Aim of the task:
Without including any images, repeat the data exactly.

Given entries:
+---+
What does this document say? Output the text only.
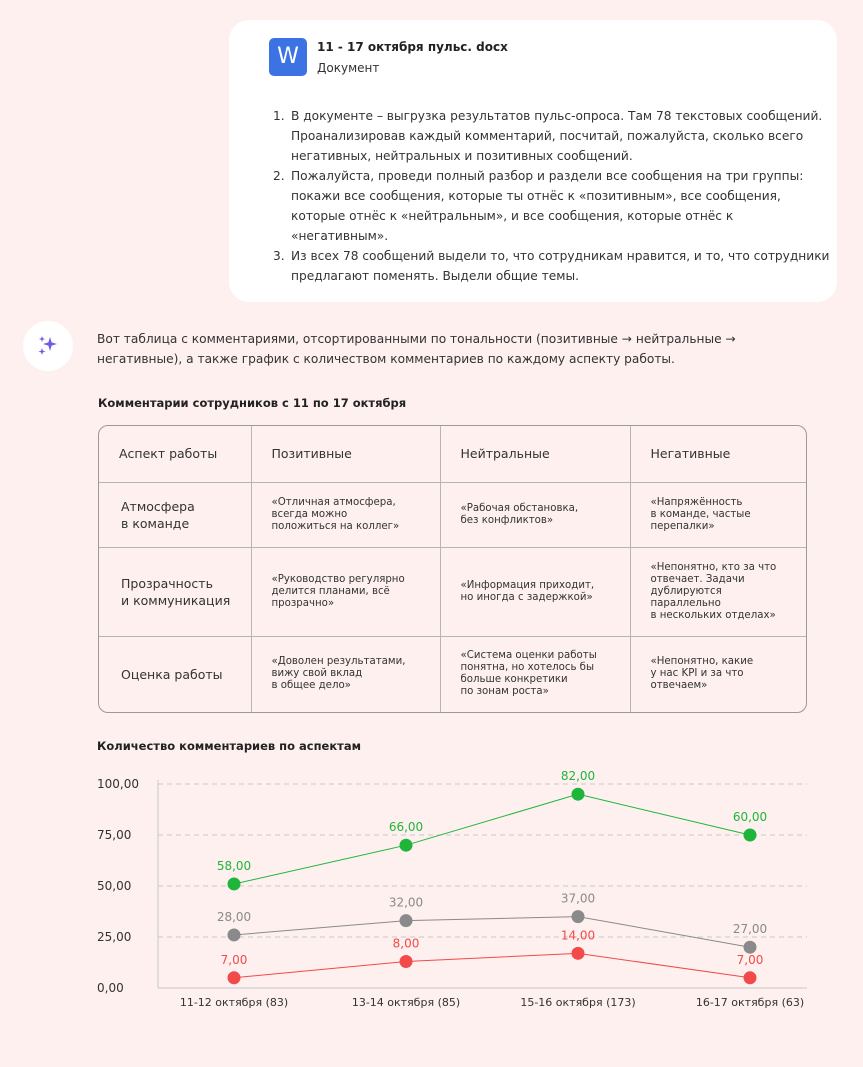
W	11 - 17 октября пульс. docx
Документ
1. В документе – выгрузка результатов пульс-опроса. Там 78 текстовых сообщений. Проанализировав каждый комментарий, посчитай, пожалуйста, сколько всего негативных, нейтральных и позитивных сообщений.
2. Пожалуйста, проведи полный разбор и раздели все сообщения на три группы: покажи все сообщения, которые ты отнёс к «позитивным», все сообщения, которые отнёс к «нейтральным», и все сообщения, которые отнёс к «негативным».
3. Из всех 78 сообщений выдели то, что сотрудникам нравится, и то, что сотрудники предлагают поменять. Выдели общие темы.
Вот таблица с комментариями, отсортированными по тональности (позитивные → нейтральные → негативные), а также график с количеством комментариев по каждому аспекту работы.
Комментарии сотрудников с 11 по 17 октября
Аспект работы	Позитивные	Нейтральные	Негативные
Атмосфера
в команде	«Отличная атмосфера,
всегда можно
положиться на коллег»	«Рабочая обстановка,
без конфликтов»	«Напряжённость
в команде, частые
перепалки»
Прозрачность
и коммуникация	«Руководство регулярно
делится планами, всё
прозрачно»	«Информация приходит,
но иногда с задержкой»	«Непонятно, кто за что
отвечает. Задачи
дублируются
параллельно
в нескольких отделах»
Оценка работы	«Доволен результатами,
вижу свой вклад
в общее дело»	«Система оценки работы
понятна, но хотелось бы
больше конкретики
по зонам роста»	«Непонятно, какие
у нас KPI и за что
отвечаем»
Количество комментариев по аспектам
0,00
25,00
50,00
75,00
100,00
11-12 октября (83)	13-14 октября (85)	15-16 октября (173)	16-17 октября (63)
58,00
66,00
82,00
60,00
28,00
32,00	37,00
27,00
7,00
8,00
14,00
7,00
+---+
Output for this exercise:
What does this document say? Output the text only.
W	11 - 17 октября пульс. docx
Документ
1. В документе – выгрузка результатов пульс-опроса. Там 78 текстовых сообщений. Проанализировав каждый комментарий, посчитай, пожалуйста, сколько всего негативных, нейтральных и позитивных сообщений.
2. Пожалуйста, проведи полный разбор и раздели все сообщения на три группы: покажи все сообщения, которые ты отнёс к «позитивным», все сообщения, которые отнёс к «нейтральным», и все сообщения, которые отнёс к «негативным».
3. Из всех 78 сообщений выдели то, что сотрудникам нравится, и то, что сотрудники предлагают поменять. Выдели общие темы.
Вот таблица с комментариями, отсортированными по тональности (позитивные → нейтральные → негативные), а также график с количеством комментариев по каждому аспекту работы.
Комментарии сотрудников с 11 по 17 октября
Аспект работы	Позитивные	Нейтральные	Негативные
Атмосфера
в команде	«Отличная атмосфера,
всегда можно
положиться на коллег»	«Рабочая обстановка,
без конфликтов»	«Напряжённость
в команде, частые
перепалки»
Прозрачность
и коммуникация	«Руководство регулярно
делится планами, всё
прозрачно»	«Информация приходит,
но иногда с задержкой»	«Непонятно, кто за что
отвечает. Задачи
дублируются
параллельно
в нескольких отделах»
Оценка работы	«Доволен результатами,
вижу свой вклад
в общее дело»	«Система оценки работы
понятна, но хотелось бы
больше конкретики
по зонам роста»	«Непонятно, какие
у нас KPI и за что
отвечаем»
Количество комментариев по аспектам
0,00
25,00
50,00
75,00
100,00
11-12 октября (83)	13-14 октября (85)	15-16 октября (173)	16-17 октября (63)
58,00
66,00
82,00
60,00
28,00
32,00	37,00
27,00
7,00
8,00
14,00
7,00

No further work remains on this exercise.